TO DO ->
From the entries below, pull out each line where "bout" appears.

SUPPLIED INFORMATION ->
::::::::::
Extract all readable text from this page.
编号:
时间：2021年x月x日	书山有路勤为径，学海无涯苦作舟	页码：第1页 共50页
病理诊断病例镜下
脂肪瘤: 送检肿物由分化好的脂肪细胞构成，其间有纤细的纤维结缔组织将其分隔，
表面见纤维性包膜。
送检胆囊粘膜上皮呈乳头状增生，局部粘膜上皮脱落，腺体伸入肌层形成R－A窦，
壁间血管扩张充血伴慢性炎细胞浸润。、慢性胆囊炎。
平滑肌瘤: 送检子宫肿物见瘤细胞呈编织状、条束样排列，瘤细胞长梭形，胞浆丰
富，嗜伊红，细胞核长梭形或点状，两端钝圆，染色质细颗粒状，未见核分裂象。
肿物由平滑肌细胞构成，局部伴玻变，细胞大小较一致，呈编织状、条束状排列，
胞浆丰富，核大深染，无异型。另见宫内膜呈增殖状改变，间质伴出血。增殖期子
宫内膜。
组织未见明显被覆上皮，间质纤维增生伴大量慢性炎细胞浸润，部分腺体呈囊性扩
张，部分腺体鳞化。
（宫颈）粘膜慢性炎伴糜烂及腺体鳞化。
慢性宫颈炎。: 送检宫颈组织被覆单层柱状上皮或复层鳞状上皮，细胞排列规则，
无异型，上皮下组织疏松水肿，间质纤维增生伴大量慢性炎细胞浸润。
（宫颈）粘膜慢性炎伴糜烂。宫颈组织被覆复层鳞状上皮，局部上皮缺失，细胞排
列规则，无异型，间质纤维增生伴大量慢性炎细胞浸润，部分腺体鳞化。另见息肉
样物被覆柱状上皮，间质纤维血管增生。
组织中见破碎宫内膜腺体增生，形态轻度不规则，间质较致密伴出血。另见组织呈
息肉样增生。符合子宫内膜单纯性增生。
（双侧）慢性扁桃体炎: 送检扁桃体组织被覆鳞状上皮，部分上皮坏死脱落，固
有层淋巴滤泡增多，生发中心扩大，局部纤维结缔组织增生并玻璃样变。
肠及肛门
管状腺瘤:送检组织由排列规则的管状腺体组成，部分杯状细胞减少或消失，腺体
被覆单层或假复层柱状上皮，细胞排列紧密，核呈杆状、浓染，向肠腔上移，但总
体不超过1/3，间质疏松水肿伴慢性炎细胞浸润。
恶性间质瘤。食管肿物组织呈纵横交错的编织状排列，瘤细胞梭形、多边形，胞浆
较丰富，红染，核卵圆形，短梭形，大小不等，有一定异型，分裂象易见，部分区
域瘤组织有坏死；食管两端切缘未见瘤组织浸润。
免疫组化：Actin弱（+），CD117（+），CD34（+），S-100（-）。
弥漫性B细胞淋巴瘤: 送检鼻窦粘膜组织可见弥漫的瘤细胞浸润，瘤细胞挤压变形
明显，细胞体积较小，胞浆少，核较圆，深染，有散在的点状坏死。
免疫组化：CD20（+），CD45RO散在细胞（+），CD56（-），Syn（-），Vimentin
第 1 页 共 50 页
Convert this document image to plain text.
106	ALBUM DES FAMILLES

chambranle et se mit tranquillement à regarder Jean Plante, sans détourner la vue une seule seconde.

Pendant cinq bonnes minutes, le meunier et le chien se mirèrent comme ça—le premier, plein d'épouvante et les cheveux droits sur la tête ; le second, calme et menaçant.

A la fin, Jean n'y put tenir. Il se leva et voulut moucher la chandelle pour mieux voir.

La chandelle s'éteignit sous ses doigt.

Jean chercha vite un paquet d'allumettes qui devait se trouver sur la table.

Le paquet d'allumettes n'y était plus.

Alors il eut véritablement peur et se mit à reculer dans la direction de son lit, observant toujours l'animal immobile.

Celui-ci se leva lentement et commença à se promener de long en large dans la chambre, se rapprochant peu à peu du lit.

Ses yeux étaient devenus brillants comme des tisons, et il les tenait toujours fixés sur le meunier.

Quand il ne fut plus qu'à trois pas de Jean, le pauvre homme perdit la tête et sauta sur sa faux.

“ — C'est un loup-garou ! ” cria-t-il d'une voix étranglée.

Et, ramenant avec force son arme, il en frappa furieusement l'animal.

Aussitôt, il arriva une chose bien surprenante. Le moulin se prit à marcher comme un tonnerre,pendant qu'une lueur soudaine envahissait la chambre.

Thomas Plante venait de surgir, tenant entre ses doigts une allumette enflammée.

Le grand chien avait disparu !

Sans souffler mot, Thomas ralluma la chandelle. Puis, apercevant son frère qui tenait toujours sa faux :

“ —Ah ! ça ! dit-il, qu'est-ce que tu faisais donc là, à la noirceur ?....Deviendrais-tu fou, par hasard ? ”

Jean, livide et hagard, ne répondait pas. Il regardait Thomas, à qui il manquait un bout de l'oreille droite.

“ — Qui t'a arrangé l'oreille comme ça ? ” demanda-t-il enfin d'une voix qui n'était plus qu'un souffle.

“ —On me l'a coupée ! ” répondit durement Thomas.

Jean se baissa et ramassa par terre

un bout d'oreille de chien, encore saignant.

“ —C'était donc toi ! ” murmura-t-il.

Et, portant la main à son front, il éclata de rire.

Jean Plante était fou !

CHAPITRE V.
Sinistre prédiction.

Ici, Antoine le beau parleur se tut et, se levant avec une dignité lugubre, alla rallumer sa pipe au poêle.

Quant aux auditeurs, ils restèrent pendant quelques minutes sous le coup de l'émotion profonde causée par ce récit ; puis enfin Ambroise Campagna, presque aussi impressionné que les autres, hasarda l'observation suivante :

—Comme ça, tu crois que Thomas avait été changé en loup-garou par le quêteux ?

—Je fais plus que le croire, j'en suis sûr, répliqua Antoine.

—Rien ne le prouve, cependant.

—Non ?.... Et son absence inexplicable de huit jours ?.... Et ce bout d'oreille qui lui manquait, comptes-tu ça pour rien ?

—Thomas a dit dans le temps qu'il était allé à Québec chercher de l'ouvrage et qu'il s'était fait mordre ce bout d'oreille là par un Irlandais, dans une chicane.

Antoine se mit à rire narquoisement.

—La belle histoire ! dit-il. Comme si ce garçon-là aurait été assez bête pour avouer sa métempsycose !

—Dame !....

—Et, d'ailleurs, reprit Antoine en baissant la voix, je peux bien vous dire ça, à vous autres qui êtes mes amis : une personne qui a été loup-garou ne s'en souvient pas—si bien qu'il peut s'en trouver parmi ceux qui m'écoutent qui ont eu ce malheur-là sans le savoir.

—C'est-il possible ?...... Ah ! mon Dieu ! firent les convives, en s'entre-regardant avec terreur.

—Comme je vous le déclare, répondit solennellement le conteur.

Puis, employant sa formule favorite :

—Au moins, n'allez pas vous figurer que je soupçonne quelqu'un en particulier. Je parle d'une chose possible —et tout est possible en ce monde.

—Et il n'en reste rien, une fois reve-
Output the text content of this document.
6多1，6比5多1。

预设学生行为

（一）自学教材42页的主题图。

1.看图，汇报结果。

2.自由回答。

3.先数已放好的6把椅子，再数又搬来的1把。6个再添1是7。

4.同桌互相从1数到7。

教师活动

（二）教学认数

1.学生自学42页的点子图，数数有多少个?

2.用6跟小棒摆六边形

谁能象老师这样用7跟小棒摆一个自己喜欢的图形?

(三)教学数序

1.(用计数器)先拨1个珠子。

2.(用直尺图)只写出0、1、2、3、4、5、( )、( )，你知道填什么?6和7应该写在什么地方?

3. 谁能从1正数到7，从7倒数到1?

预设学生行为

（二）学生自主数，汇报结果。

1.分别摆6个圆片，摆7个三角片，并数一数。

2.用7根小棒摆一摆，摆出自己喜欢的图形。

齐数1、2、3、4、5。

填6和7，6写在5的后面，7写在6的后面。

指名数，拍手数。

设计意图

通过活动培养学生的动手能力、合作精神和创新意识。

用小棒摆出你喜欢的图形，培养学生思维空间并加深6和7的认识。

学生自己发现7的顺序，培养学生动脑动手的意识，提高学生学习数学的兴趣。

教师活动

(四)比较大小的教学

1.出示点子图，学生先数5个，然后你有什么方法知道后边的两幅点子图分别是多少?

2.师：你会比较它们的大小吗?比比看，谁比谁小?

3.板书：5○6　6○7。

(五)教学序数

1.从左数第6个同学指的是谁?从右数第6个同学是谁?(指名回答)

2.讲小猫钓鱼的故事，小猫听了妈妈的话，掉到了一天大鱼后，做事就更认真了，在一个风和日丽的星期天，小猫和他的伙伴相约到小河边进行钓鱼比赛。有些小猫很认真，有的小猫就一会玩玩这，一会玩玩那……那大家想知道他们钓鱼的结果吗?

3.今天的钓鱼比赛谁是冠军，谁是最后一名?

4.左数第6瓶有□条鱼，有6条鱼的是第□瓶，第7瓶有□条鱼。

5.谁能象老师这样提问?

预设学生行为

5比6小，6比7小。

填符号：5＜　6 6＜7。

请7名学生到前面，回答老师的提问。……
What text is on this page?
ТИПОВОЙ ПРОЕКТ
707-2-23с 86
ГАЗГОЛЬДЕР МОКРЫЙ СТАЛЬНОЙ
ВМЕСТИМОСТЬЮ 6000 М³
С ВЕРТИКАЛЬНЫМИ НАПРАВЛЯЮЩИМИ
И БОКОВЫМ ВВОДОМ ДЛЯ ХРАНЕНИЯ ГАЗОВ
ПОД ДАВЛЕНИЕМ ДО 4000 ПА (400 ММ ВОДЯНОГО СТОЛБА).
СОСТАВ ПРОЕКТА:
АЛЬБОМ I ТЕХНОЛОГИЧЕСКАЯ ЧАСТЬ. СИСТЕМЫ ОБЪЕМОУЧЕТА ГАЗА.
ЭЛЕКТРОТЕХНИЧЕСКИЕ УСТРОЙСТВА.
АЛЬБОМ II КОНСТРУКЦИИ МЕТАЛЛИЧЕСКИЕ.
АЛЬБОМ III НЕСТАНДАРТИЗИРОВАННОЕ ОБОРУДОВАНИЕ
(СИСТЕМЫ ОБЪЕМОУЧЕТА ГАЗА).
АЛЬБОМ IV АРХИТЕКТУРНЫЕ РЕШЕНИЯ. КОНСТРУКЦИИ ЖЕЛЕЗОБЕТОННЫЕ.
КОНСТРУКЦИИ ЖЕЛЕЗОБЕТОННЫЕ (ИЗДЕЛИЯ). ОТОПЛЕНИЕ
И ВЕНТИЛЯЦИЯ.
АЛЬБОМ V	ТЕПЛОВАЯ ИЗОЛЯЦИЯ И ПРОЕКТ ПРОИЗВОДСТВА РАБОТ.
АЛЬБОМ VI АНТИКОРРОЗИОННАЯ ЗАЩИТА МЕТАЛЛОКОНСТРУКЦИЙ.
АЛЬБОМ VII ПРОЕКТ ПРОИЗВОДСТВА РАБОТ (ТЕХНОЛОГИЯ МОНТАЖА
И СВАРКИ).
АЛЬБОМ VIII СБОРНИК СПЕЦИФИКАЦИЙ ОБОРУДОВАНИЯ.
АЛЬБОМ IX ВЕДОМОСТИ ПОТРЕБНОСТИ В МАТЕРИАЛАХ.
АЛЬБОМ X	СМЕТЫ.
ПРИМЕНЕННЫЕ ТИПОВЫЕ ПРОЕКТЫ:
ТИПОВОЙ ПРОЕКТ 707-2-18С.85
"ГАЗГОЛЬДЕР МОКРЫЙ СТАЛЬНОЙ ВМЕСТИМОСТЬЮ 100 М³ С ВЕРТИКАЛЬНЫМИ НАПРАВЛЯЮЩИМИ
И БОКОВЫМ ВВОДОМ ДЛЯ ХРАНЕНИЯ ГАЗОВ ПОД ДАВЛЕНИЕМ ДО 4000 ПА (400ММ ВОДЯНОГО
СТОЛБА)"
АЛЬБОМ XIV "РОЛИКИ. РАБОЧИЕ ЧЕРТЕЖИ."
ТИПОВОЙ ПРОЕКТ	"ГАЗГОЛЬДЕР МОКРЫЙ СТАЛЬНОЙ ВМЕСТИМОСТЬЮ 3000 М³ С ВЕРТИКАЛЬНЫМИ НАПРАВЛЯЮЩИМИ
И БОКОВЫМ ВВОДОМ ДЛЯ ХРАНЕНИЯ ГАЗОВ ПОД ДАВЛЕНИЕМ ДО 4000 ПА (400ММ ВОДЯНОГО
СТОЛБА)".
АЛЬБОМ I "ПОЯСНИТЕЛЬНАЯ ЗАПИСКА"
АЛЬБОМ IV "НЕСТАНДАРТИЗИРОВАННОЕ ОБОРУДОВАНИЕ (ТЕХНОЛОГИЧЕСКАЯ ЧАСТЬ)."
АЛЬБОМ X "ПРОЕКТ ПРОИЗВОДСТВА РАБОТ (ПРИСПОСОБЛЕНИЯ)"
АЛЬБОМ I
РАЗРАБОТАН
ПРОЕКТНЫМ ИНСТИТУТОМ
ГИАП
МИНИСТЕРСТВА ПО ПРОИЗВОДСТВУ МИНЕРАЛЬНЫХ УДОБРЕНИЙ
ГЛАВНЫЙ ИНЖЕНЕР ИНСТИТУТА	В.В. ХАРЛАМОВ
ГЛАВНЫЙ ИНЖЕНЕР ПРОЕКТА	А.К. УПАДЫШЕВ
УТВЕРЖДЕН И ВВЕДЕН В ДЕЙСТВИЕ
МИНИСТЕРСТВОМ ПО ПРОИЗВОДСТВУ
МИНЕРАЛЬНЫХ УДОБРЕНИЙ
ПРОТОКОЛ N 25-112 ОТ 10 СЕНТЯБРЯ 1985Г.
::::::::::
OUTPUT FOR THIS TASK ->
Jean, livide et hagard, ne répondait pas. Il regardait Thomas, à qui il manquait un bout de l'oreille droite.
un bout d'oreille de chien, encore saignant.
—Non ?.... Et son absence inexplicable de huit jours ?.... Et ce bout d'oreille qui lui manquait, comptes-tu ça pour rien ?
—Thomas a dit dans le temps qu'il était allé à Québec chercher de l'ouvrage et qu'il s'était fait mordre ce bout d'oreille là par un Irlandais, dans une chicane.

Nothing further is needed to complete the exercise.